• Task inputs
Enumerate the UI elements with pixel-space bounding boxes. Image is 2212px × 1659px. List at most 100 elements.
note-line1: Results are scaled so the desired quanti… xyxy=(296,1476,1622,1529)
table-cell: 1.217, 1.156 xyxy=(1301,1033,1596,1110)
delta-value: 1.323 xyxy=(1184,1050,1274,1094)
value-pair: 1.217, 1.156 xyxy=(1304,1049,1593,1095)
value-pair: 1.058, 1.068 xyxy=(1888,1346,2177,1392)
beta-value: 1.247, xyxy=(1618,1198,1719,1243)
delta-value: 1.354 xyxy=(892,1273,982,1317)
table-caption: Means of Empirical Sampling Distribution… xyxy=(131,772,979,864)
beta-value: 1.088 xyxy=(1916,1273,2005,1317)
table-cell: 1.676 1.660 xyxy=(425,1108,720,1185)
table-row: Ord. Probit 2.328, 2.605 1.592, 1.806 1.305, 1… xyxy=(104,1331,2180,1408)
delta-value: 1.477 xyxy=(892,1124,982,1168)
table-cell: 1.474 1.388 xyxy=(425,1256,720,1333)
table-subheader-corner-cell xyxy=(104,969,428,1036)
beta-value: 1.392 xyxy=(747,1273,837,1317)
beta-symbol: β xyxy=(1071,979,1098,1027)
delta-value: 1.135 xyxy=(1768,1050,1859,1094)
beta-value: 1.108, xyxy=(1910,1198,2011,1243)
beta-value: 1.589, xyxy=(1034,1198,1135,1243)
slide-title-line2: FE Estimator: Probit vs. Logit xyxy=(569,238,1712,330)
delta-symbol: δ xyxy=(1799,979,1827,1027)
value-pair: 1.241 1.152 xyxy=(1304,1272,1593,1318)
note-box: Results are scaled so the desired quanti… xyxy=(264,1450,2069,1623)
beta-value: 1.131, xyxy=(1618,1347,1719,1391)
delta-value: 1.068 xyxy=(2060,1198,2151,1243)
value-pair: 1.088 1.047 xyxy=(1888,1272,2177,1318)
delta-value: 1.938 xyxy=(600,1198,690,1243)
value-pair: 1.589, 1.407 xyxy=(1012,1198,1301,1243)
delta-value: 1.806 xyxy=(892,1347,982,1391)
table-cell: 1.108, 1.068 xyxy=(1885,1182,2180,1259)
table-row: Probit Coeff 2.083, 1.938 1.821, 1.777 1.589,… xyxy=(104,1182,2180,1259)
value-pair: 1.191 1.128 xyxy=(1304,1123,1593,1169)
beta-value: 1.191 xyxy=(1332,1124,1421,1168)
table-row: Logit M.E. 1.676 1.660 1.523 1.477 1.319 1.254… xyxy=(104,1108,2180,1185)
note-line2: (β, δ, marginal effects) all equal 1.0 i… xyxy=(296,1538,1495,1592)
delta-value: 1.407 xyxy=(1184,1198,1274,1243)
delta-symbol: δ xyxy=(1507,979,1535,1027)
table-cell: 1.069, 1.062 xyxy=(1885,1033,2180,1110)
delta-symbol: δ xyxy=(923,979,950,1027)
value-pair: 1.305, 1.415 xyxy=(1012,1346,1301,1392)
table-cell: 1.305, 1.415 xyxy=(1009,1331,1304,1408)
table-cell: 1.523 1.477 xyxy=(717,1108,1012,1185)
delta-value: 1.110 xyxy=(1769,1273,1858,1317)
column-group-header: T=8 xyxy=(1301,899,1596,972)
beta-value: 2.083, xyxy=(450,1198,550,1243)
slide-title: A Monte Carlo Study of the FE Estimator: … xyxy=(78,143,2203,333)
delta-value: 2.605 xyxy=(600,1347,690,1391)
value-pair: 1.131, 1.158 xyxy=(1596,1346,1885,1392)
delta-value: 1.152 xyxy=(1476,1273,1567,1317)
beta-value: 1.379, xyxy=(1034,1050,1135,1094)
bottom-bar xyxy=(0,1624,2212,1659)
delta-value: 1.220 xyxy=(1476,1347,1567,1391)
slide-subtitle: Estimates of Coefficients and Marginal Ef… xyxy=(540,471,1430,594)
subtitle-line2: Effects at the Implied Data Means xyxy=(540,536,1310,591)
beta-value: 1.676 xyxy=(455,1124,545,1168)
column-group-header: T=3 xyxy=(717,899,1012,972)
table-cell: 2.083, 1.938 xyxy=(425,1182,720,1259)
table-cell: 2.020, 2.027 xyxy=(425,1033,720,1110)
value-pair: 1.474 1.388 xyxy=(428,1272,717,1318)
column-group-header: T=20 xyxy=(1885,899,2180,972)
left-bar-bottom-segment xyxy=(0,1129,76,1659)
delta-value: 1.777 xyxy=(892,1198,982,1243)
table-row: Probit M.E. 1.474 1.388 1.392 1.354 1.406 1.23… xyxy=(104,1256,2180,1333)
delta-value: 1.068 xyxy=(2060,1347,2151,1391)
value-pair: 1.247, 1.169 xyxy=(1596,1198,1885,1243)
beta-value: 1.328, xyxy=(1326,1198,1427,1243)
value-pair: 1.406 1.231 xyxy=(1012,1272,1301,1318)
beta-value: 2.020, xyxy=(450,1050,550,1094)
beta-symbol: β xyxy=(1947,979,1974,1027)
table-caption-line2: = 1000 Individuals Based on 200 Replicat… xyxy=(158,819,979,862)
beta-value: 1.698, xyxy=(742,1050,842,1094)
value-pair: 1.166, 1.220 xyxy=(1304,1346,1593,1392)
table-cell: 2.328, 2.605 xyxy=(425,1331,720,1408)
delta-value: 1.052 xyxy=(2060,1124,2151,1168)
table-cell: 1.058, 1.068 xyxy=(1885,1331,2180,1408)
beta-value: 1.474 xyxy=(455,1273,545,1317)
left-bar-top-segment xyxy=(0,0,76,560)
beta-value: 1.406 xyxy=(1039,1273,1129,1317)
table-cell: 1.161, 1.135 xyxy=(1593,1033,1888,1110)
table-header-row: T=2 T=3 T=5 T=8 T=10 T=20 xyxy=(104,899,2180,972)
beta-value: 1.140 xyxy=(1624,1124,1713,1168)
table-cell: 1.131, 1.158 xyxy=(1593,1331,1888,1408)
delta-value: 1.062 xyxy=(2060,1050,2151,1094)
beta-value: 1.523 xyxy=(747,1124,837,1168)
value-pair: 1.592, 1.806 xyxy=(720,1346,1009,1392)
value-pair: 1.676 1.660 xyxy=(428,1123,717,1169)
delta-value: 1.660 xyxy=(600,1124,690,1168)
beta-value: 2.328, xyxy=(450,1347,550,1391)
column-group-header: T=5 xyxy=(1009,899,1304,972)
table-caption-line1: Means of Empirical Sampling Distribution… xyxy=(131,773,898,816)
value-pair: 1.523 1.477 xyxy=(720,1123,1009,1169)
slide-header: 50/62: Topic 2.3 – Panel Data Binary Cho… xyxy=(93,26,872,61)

• Problem statement
Can you rewrite all the rows, changing "value-pair" to "number-pair" and leaving everything else the same?

• Right answer
Enumerate the UI elements with pixel-space bounding boxes. Image is 2212px × 1659px. List at most 100 elements.
note-line1: Results are scaled so the desired quanti… xyxy=(296,1476,1622,1529)
table-cell: 1.217, 1.156 xyxy=(1301,1033,1596,1110)
delta-value: 1.323 xyxy=(1184,1050,1274,1094)
number-pair: 1.217, 1.156 xyxy=(1304,1049,1593,1095)
number-pair: 1.058, 1.068 xyxy=(1888,1346,2177,1392)
beta-value: 1.247, xyxy=(1618,1198,1719,1243)
delta-value: 1.354 xyxy=(892,1273,982,1317)
table-caption: Means of Empirical Sampling Distribution… xyxy=(131,772,979,864)
beta-value: 1.088 xyxy=(1916,1273,2005,1317)
table-cell: 1.676 1.660 xyxy=(425,1108,720,1185)
table-row: Ord. Probit 2.328, 2.605 1.592, 1.806 1.305, 1… xyxy=(104,1331,2180,1408)
delta-value: 1.477 xyxy=(892,1124,982,1168)
table-cell: 1.474 1.388 xyxy=(425,1256,720,1333)
table-subheader-corner-cell xyxy=(104,969,428,1036)
beta-value: 1.392 xyxy=(747,1273,837,1317)
beta-symbol: β xyxy=(1071,979,1098,1027)
delta-value: 1.135 xyxy=(1768,1050,1859,1094)
beta-value: 1.108, xyxy=(1910,1198,2011,1243)
beta-value: 1.589, xyxy=(1034,1198,1135,1243)
slide-title-line2: FE Estimator: Probit vs. Logit xyxy=(569,238,1712,330)
delta-symbol: δ xyxy=(1799,979,1827,1027)
number-pair: 1.241 1.152 xyxy=(1304,1272,1593,1318)
note-box: Results are scaled so the desired quanti… xyxy=(264,1450,2069,1623)
beta-value: 1.131, xyxy=(1618,1347,1719,1391)
delta-value: 1.068 xyxy=(2060,1198,2151,1243)
number-pair: 1.088 1.047 xyxy=(1888,1272,2177,1318)
delta-value: 1.938 xyxy=(600,1198,690,1243)
number-pair: 1.589, 1.407 xyxy=(1012,1198,1301,1243)
delta-value: 1.806 xyxy=(892,1347,982,1391)
table-cell: 1.108, 1.068 xyxy=(1885,1182,2180,1259)
table-row: Probit Coeff 2.083, 1.938 1.821, 1.777 1.589,… xyxy=(104,1182,2180,1259)
number-pair: 1.191 1.128 xyxy=(1304,1123,1593,1169)
beta-value: 1.191 xyxy=(1332,1124,1421,1168)
table-row: Logit M.E. 1.676 1.660 1.523 1.477 1.319 1.254… xyxy=(104,1108,2180,1185)
note-line2: (β, δ, marginal effects) all equal 1.0 i… xyxy=(296,1538,1495,1592)
delta-value: 1.407 xyxy=(1184,1198,1274,1243)
delta-symbol: δ xyxy=(1507,979,1535,1027)
table-cell: 1.069, 1.062 xyxy=(1885,1033,2180,1110)
delta-symbol: δ xyxy=(923,979,950,1027)
number-pair: 1.305, 1.415 xyxy=(1012,1346,1301,1392)
table-cell: 1.305, 1.415 xyxy=(1009,1331,1304,1408)
table-cell: 1.523 1.477 xyxy=(717,1108,1012,1185)
delta-value: 1.110 xyxy=(1769,1273,1858,1317)
column-group-header: T=8 xyxy=(1301,899,1596,972)
beta-value: 2.083, xyxy=(450,1198,550,1243)
slide-title: A Monte Carlo Study of the FE Estimator: … xyxy=(78,143,2203,333)
delta-value: 2.605 xyxy=(600,1347,690,1391)
number-pair: 1.131, 1.158 xyxy=(1596,1346,1885,1392)
delta-value: 1.152 xyxy=(1476,1273,1567,1317)
beta-value: 1.379, xyxy=(1034,1050,1135,1094)
bottom-bar xyxy=(0,1624,2212,1659)
delta-value: 1.220 xyxy=(1476,1347,1567,1391)
slide-subtitle: Estimates of Coefficients and Marginal Ef… xyxy=(540,471,1430,594)
subtitle-line2: Effects at the Implied Data Means xyxy=(540,536,1310,591)
beta-value: 1.676 xyxy=(455,1124,545,1168)
column-group-header: T=3 xyxy=(717,899,1012,972)
table-cell: 2.083, 1.938 xyxy=(425,1182,720,1259)
table-cell: 2.020, 2.027 xyxy=(425,1033,720,1110)
number-pair: 1.474 1.388 xyxy=(428,1272,717,1318)
column-group-header: T=20 xyxy=(1885,899,2180,972)
left-bar-bottom-segment xyxy=(0,1129,76,1659)
delta-value: 1.777 xyxy=(892,1198,982,1243)
table-row: Probit M.E. 1.474 1.388 1.392 1.354 1.406 1.23… xyxy=(104,1256,2180,1333)
delta-value: 1.068 xyxy=(2060,1347,2151,1391)
number-pair: 1.247, 1.169 xyxy=(1596,1198,1885,1243)
beta-value: 1.328, xyxy=(1326,1198,1427,1243)
number-pair: 1.406 1.231 xyxy=(1012,1272,1301,1318)
beta-value: 2.020, xyxy=(450,1050,550,1094)
beta-symbol: β xyxy=(1947,979,1974,1027)
table-caption-line2: = 1000 Individuals Based on 200 Replicat… xyxy=(158,819,979,862)
beta-value: 1.698, xyxy=(742,1050,842,1094)
number-pair: 1.166, 1.220 xyxy=(1304,1346,1593,1392)
table-cell: 2.328, 2.605 xyxy=(425,1331,720,1408)
delta-value: 1.052 xyxy=(2060,1124,2151,1168)
table-cell: 1.058, 1.068 xyxy=(1885,1331,2180,1408)
beta-value: 1.474 xyxy=(455,1273,545,1317)
left-bar-top-segment xyxy=(0,0,76,560)
beta-value: 1.406 xyxy=(1039,1273,1129,1317)
table-cell: 1.161, 1.135 xyxy=(1593,1033,1888,1110)
table-header-row: T=2 T=3 T=5 T=8 T=10 T=20 xyxy=(104,899,2180,972)
beta-value: 1.140 xyxy=(1624,1124,1713,1168)
table-cell: 1.131, 1.158 xyxy=(1593,1331,1888,1408)
delta-value: 1.062 xyxy=(2060,1050,2151,1094)
beta-value: 1.523 xyxy=(747,1124,837,1168)
number-pair: 1.592, 1.806 xyxy=(720,1346,1009,1392)
number-pair: 1.676 1.660 xyxy=(428,1123,717,1169)
delta-value: 1.660 xyxy=(600,1124,690,1168)
beta-value: 2.328, xyxy=(450,1347,550,1391)
column-group-header: T=5 xyxy=(1009,899,1304,972)
table-caption-line1: Means of Empirical Sampling Distribution… xyxy=(131,773,898,816)
number-pair: 1.523 1.477 xyxy=(720,1123,1009,1169)
slide-header: 50/62: Topic 2.3 – Panel Data Binary Cho… xyxy=(93,26,872,61)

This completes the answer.